** start **
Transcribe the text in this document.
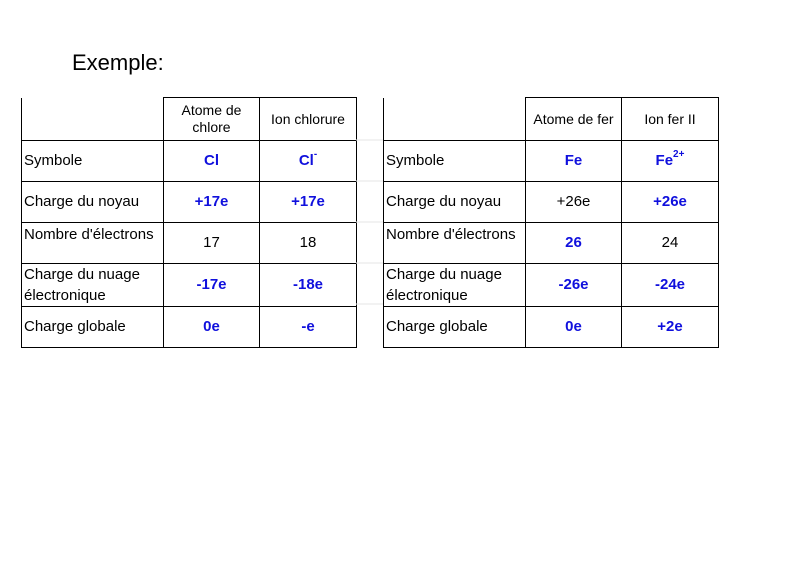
Exemple:
	Atome de chlore	Ion chlorure
Symbole	Cl	Cl-
Charge du noyau	+17e	+17e
Nombre d'électrons	17	18
Charge du nuage électronique	-17e	-18e
Charge globale	0e	-e
	Atome de fer	Ion fer II
Symbole	Fe	$Fe^{2+}$
Charge du noyau	+26e	+26e
Nombre d'électrons	26	24
Charge du nuage électronique	-26e	-24e
Charge globale	0e	+2e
** end **
• Exercise directions: Pictures are excluded; output everything else in the data verbatim.

• Task response:
Transcribe the text in this document.
Exemple:
	Atome de chlore	Ion chlorure
Symbole	Cl	Cl-
Charge du noyau	+17e	+17e
Nombre d'électrons	17	18
Charge du nuage électronique	-17e	-18e
Charge globale	0e	-e
	Atome de fer	Ion fer II
Symbole	Fe	$Fe^{2+}$
Charge du noyau	+26e	+26e
Nombre d'électrons	26	24
Charge du nuage électronique	-26e	-24e
Charge globale	0e	+2e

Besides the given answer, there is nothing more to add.